PROBLEM DETAILS: Convert the material into a JSON list of strings, one string per line and no blank lines, starting at the line that contains "count-cell: 1万1100人 [482, 390, 642, 430]" and ending at the line that contains "rank-cell: 9 [129, 351, 209, 391]", both of these included. Cover only those lines.

DATA FOR PROCESSING:
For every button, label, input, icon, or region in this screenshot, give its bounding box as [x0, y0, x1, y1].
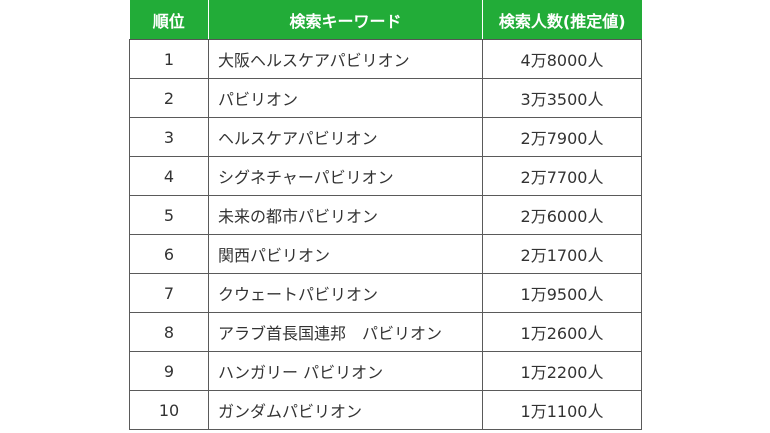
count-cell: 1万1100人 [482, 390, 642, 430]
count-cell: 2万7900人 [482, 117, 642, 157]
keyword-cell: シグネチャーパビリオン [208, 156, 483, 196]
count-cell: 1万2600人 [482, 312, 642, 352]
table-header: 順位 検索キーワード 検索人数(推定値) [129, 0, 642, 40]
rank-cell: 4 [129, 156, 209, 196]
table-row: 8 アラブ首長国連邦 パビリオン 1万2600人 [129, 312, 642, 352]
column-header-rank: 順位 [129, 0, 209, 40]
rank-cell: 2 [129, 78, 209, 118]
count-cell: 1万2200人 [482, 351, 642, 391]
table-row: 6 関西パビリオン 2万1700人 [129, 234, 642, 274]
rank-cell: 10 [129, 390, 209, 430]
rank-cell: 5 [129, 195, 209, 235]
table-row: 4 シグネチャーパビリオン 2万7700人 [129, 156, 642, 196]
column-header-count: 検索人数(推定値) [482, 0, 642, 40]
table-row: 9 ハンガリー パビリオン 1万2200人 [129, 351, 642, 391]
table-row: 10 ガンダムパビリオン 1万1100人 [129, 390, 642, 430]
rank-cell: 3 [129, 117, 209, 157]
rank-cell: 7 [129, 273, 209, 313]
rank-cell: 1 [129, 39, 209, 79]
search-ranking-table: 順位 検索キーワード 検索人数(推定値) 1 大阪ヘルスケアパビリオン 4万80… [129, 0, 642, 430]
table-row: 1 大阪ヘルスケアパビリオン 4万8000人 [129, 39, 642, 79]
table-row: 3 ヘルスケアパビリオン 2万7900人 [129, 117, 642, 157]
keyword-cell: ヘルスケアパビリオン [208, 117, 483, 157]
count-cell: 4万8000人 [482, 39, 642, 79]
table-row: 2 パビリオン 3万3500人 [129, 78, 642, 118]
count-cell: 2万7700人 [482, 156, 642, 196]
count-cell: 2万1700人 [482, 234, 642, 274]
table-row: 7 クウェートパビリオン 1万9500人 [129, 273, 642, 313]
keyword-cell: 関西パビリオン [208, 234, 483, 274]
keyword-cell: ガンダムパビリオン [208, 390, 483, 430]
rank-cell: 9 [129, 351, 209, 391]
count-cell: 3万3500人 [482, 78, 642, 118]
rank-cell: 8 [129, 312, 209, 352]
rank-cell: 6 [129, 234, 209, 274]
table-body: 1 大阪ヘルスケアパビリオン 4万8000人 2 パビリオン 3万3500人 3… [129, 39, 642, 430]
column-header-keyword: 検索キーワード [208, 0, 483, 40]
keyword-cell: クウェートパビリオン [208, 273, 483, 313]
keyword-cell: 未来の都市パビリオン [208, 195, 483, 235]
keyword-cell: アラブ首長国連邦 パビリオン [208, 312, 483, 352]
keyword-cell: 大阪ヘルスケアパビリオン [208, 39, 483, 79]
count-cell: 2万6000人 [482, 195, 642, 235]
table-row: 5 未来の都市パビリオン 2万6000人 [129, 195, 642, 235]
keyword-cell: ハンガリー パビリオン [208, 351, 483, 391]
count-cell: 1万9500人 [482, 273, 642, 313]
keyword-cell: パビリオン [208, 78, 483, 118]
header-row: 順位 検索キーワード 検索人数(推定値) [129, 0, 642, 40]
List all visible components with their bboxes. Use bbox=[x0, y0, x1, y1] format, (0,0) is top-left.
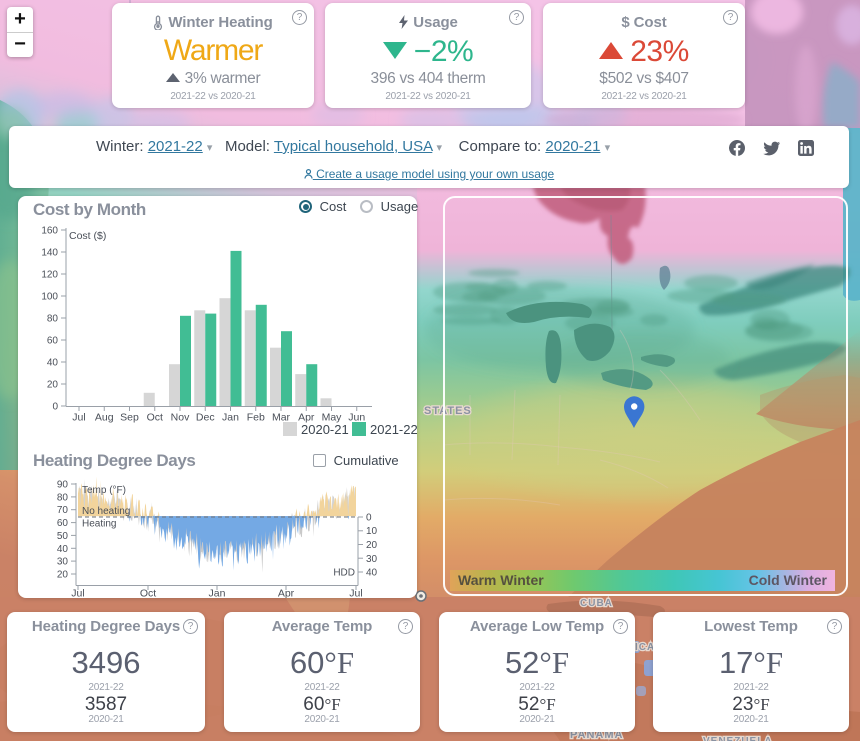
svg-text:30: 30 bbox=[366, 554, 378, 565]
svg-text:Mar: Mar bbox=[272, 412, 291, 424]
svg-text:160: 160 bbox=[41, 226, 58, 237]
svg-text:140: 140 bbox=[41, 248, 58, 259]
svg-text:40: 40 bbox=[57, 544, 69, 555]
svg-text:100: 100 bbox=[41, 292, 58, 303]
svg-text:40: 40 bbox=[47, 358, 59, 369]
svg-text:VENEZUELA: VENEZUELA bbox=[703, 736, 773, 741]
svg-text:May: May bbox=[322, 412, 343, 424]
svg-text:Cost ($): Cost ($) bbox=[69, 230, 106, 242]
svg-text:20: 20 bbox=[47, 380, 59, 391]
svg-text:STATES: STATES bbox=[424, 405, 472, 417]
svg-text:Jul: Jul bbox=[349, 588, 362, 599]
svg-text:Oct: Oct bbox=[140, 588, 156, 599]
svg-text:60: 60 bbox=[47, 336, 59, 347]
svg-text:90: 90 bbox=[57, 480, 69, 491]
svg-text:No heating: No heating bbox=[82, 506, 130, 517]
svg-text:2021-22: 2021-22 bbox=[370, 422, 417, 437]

TASK ANSWER:
[
  "count-cell: 1万1100人 [482, 390, 642, 430]",
  "count-cell: 2万7900人 [482, 117, 642, 157]",
  "keyword-cell: シグネチャーパビリオン [208, 156, 483, 196]",
  "count-cell: 1万2600人 [482, 312, 642, 352]",
  "table-header: 順位 検索キーワード 検索人数(推定値) [129, 0, 642, 40]",
  "rank-cell: 4 [129, 156, 209, 196]",
  "table-row: 8 アラブ首長国連邦 パビリオン 1万2600人 [129, 312, 642, 352]",
  "column-header-rank: 順位 [129, 0, 209, 40]",
  "rank-cell: 2 [129, 78, 209, 118]",
  "count-cell: 1万2200人 [482, 351, 642, 391]",
  "table-row: 6 関西パビリオン 2万1700人 [129, 234, 642, 274]",
  "rank-cell: 10 [129, 390, 209, 430]",
  "rank-cell: 5 [129, 195, 209, 235]",
  "table-row: 4 シグネチャーパビリオン 2万7700人 [129, 156, 642, 196]",
  "column-header-count: 検索人数(推定値) [482, 0, 642, 40]",
  "table-row: 9 ハンガリー パビリオン 1万2200人 [129, 351, 642, 391]",
  "table-row: 10 ガンダムパビリオン 1万1100人 [129, 390, 642, 430]",
  "rank-cell: 3 [129, 117, 209, 157]",
  "rank-cell: 7 [129, 273, 209, 313]",
  "rank-cell: 1 [129, 39, 209, 79]",
  "search-ranking-table: 順位 検索キーワード 検索人数(推定値) 1 大阪ヘルスケアパビリオン 4万80… [129, 0, 642, 430]",
  "table-row: 1 大阪ヘルスケアパビリオン 4万8000人 [129, 39, 642, 79]",
  "table-row: 3 ヘルスケアパビリオン 2万7900人 [129, 117, 642, 157]",
  "keyword-cell: ヘルスケアパビリオン [208, 117, 483, 157]",
  "count-cell: 4万8000人 [482, 39, 642, 79]",
  "table-row: 2 パビリオン 3万3500人 [129, 78, 642, 118]",
  "count-cell: 2万7700人 [482, 156, 642, 196]",
  "count-cell: 2万1700人 [482, 234, 642, 274]",
  "table-row: 7 クウェートパビリオン 1万9500人 [129, 273, 642, 313]",
  "keyword-cell: 関西パビリオン [208, 234, 483, 274]",
  "keyword-cell: ガンダムパビリオン [208, 390, 483, 430]",
  "rank-cell: 9 [129, 351, 209, 391]"
]